### Aim
Beginning at the line with "Give me a plain-text", output each line to the end of the listing below exactly, please.

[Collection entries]
+---+
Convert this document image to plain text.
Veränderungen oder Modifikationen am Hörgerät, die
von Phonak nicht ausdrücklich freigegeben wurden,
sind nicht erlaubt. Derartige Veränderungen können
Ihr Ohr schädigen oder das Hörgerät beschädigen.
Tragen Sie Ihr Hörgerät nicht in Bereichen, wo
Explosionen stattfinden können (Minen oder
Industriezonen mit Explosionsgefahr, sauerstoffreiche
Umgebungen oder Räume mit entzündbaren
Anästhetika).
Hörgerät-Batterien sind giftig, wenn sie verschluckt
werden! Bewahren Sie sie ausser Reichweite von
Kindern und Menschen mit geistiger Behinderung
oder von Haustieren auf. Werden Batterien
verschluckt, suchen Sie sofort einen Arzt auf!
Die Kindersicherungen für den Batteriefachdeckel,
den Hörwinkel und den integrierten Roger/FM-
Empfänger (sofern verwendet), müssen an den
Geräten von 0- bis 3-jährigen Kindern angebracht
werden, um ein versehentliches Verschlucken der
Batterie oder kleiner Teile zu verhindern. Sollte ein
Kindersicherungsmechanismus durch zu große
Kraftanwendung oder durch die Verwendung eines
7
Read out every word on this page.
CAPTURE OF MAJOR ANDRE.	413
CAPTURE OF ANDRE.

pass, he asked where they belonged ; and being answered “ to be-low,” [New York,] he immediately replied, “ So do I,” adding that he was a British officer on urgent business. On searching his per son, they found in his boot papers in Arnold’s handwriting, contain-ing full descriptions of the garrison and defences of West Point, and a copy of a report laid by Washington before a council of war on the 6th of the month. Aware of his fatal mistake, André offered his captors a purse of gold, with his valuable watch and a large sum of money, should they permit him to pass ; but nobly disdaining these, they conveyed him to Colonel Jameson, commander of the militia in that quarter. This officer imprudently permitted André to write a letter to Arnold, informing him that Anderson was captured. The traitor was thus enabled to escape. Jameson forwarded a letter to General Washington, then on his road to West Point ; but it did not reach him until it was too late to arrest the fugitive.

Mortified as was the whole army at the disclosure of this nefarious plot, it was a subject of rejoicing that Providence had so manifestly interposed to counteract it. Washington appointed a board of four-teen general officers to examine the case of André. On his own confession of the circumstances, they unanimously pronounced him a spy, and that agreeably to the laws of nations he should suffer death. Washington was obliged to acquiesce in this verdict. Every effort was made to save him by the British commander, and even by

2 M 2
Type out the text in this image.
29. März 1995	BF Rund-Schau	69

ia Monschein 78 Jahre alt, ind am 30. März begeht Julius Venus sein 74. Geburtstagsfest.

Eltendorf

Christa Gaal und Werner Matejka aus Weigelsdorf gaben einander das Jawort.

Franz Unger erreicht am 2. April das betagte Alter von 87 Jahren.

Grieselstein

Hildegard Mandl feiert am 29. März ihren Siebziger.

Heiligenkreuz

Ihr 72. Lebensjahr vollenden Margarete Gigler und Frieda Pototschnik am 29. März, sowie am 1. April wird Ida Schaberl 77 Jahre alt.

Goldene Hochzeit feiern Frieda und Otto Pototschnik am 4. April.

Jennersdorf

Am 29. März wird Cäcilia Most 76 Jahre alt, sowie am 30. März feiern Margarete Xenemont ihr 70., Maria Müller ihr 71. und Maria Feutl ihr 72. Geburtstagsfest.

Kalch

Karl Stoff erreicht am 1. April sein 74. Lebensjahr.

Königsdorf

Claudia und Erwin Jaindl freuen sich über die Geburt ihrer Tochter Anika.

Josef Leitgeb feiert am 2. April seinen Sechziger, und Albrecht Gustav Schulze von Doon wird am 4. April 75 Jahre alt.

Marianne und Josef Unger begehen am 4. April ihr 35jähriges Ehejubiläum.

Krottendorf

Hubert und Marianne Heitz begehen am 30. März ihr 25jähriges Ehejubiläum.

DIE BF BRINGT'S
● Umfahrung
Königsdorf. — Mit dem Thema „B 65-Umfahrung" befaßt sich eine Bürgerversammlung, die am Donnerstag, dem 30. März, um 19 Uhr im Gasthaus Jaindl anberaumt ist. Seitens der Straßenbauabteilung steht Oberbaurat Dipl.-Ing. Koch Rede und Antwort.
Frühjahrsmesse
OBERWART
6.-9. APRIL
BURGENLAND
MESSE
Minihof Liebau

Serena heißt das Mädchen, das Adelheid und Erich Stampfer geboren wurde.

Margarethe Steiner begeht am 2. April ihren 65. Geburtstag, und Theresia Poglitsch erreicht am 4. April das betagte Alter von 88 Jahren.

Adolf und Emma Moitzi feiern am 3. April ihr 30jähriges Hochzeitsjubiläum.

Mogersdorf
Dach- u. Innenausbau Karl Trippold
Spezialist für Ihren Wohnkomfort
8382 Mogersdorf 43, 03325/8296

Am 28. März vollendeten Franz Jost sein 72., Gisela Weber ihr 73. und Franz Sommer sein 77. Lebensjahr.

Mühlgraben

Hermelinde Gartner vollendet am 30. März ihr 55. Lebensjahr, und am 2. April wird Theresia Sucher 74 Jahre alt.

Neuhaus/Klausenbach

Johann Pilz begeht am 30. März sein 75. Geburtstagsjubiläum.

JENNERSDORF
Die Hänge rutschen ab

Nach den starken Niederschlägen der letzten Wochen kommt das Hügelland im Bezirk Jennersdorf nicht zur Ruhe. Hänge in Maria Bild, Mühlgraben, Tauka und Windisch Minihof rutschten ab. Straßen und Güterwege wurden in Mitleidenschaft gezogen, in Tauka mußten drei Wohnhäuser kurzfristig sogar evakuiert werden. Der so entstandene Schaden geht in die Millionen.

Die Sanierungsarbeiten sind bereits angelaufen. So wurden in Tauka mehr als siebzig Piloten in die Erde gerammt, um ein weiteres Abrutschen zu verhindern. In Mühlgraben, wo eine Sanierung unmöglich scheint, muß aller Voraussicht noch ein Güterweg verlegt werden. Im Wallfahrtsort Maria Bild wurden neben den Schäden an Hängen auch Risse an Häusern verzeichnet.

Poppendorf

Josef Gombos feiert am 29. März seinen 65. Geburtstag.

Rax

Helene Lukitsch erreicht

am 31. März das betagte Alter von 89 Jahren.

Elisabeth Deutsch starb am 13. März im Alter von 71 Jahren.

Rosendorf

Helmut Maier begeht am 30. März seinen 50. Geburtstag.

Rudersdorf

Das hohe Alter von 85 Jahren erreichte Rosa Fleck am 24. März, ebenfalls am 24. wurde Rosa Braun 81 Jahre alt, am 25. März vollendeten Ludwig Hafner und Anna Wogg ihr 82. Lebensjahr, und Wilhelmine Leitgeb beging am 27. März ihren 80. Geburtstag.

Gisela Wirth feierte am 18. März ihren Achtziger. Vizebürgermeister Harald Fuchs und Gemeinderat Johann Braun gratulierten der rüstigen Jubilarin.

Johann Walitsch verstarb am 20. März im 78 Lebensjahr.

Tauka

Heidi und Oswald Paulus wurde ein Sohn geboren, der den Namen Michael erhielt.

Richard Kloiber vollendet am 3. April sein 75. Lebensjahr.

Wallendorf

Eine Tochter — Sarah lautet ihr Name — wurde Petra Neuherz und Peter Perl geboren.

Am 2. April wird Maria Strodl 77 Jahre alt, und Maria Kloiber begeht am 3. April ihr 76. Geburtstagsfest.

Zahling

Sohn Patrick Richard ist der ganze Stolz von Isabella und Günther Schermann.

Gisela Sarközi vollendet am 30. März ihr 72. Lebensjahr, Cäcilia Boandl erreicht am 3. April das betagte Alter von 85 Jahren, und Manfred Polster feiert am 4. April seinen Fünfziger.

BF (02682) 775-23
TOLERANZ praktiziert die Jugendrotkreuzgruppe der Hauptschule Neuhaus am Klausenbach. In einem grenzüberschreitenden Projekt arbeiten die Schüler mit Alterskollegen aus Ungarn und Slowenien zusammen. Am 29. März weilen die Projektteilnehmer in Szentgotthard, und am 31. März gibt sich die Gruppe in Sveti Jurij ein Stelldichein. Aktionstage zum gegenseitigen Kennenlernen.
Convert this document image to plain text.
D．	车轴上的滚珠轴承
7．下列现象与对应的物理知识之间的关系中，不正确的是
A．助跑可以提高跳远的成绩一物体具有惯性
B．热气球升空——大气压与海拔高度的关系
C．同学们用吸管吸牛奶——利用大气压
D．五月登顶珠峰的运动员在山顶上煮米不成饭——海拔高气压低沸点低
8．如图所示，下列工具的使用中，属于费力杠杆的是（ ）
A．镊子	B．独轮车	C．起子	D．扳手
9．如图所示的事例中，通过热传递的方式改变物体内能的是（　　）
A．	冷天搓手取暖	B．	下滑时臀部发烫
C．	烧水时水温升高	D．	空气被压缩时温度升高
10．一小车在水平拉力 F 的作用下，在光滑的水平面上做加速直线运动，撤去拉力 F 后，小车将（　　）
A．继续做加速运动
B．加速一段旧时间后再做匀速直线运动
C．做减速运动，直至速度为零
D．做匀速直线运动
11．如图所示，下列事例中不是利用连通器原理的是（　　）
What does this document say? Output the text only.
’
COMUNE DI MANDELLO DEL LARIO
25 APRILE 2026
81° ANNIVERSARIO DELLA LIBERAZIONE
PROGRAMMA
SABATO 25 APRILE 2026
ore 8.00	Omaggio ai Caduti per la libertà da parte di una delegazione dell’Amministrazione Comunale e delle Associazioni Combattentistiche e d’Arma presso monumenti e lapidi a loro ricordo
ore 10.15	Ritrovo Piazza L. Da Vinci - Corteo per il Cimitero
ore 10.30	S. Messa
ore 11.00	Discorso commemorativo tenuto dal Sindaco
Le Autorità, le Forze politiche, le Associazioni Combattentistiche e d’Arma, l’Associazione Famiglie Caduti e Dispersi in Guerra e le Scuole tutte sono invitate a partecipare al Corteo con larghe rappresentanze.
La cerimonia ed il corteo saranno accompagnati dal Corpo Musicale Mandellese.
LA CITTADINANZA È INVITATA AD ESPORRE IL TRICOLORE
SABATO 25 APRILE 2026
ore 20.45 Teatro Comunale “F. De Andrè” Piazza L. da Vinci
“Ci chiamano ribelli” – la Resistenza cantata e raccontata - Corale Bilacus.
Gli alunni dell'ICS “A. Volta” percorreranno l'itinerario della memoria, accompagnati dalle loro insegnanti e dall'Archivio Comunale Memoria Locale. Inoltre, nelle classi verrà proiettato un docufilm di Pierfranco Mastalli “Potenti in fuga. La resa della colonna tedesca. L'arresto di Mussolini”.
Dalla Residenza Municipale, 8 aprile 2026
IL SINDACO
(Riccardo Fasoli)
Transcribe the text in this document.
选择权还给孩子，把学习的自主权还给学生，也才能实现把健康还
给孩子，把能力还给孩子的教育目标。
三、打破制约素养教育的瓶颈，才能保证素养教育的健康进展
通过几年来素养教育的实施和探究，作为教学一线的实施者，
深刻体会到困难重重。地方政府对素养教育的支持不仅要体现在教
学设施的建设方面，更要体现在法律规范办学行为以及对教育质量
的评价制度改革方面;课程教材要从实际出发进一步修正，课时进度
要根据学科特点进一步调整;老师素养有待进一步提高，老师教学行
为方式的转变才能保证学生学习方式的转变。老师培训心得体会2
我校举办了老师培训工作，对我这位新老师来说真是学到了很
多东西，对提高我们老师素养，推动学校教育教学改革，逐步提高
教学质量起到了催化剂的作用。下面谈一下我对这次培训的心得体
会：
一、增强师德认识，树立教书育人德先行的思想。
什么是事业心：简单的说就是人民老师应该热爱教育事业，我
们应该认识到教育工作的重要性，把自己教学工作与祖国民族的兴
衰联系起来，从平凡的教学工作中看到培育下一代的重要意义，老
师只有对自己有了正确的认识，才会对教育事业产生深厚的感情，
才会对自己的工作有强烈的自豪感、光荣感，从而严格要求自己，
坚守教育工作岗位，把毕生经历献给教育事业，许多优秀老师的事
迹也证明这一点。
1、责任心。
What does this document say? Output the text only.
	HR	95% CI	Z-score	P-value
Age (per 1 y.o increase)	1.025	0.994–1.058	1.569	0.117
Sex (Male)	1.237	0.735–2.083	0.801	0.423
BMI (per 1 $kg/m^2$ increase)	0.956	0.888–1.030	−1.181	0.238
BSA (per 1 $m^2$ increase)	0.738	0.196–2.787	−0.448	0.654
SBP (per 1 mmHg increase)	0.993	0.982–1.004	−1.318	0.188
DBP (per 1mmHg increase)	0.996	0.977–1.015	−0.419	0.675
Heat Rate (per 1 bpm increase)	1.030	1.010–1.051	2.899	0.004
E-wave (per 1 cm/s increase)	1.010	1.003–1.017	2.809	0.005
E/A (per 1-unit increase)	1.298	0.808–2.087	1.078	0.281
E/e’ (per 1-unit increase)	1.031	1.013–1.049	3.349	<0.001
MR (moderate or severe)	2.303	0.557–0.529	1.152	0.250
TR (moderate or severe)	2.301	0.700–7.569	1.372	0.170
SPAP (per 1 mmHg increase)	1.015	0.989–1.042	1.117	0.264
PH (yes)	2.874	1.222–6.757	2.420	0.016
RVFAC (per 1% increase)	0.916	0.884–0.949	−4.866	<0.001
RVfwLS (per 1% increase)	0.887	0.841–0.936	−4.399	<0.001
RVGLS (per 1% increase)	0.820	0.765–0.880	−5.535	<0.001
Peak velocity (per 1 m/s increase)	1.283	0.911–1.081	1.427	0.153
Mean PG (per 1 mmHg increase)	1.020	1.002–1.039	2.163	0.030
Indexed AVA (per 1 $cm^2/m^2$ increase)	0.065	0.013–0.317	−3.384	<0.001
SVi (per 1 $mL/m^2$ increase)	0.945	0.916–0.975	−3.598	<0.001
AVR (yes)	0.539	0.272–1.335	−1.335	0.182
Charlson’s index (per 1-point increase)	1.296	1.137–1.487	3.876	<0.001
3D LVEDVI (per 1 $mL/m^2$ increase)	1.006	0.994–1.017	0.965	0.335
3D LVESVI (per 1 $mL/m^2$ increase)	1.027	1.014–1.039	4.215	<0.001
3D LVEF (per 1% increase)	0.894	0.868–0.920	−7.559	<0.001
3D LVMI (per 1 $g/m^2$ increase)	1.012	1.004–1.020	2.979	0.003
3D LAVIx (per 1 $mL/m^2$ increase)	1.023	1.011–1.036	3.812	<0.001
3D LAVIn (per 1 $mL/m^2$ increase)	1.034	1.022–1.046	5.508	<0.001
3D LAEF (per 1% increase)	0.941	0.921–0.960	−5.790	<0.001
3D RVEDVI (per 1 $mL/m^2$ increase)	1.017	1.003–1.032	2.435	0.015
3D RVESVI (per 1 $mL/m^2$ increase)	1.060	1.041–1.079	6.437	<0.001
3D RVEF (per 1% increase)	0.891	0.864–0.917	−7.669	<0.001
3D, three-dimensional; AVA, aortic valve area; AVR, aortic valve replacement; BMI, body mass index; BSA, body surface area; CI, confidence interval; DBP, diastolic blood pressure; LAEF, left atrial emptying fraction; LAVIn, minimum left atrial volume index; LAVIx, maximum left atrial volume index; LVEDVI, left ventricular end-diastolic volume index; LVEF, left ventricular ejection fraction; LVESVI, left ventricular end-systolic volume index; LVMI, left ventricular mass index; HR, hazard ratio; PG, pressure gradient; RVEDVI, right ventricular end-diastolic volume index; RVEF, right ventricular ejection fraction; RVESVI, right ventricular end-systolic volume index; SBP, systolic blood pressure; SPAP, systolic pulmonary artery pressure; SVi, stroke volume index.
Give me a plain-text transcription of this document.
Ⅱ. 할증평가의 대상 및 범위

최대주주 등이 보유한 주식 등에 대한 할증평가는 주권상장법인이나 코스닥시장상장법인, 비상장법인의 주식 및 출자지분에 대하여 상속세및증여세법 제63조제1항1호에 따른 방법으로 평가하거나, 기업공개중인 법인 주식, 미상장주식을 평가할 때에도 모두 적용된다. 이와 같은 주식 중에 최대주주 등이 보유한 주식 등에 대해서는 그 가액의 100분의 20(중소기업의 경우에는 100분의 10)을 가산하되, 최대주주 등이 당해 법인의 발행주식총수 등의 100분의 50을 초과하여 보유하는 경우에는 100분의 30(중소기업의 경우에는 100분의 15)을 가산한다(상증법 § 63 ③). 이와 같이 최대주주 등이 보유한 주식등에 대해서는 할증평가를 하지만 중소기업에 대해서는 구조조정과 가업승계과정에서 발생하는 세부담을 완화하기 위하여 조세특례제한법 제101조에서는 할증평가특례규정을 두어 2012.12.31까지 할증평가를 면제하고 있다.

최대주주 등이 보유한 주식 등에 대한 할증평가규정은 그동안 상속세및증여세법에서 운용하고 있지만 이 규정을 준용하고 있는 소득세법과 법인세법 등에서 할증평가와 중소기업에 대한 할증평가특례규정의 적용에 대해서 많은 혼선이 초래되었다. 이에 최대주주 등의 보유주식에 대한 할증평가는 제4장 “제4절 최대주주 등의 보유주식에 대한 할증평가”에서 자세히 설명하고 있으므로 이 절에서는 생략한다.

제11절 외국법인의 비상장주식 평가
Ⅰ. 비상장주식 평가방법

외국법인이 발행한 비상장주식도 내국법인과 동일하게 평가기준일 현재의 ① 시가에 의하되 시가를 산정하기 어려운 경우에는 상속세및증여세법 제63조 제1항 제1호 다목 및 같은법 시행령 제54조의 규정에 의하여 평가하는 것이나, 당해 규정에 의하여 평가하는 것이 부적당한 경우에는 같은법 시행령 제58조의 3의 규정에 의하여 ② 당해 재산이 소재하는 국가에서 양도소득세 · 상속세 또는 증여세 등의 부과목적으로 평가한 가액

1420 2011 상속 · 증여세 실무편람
+---+
### Full answer
Give me a plain-text transcription of this document.
Ⅱ. 할증평가의 대상 및 범위

최대주주 등이 보유한 주식 등에 대한 할증평가는 주권상장법인이나 코스닥시장상장법인, 비상장법인의 주식 및 출자지분에 대하여 상속세및증여세법 제63조제1항1호에 따른 방법으로 평가하거나, 기업공개중인 법인 주식, 미상장주식을 평가할 때에도 모두 적용된다. 이와 같은 주식 중에 최대주주 등이 보유한 주식 등에 대해서는 그 가액의 100분의 20(중소기업의 경우에는 100분의 10)을 가산하되, 최대주주 등이 당해 법인의 발행주식총수 등의 100분의 50을 초과하여 보유하는 경우에는 100분의 30(중소기업의 경우에는 100분의 15)을 가산한다(상증법 § 63 ③). 이와 같이 최대주주 등이 보유한 주식등에 대해서는 할증평가를 하지만 중소기업에 대해서는 구조조정과 가업승계과정에서 발생하는 세부담을 완화하기 위하여 조세특례제한법 제101조에서는 할증평가특례규정을 두어 2012.12.31까지 할증평가를 면제하고 있다.

최대주주 등이 보유한 주식 등에 대한 할증평가규정은 그동안 상속세및증여세법에서 운용하고 있지만 이 규정을 준용하고 있는 소득세법과 법인세법 등에서 할증평가와 중소기업에 대한 할증평가특례규정의 적용에 대해서 많은 혼선이 초래되었다. 이에 최대주주 등의 보유주식에 대한 할증평가는 제4장 “제4절 최대주주 등의 보유주식에 대한 할증평가”에서 자세히 설명하고 있으므로 이 절에서는 생략한다.

제11절 외국법인의 비상장주식 평가
Ⅰ. 비상장주식 평가방법

외국법인이 발행한 비상장주식도 내국법인과 동일하게 평가기준일 현재의 ① 시가에 의하되 시가를 산정하기 어려운 경우에는 상속세및증여세법 제63조 제1항 제1호 다목 및 같은법 시행령 제54조의 규정에 의하여 평가하는 것이나, 당해 규정에 의하여 평가하는 것이 부적당한 경우에는 같은법 시행령 제58조의 3의 규정에 의하여 ② 당해 재산이 소재하는 국가에서 양도소득세 · 상속세 또는 증여세 등의 부과목적으로 평가한 가액

1420 2011 상속 · 증여세 실무편람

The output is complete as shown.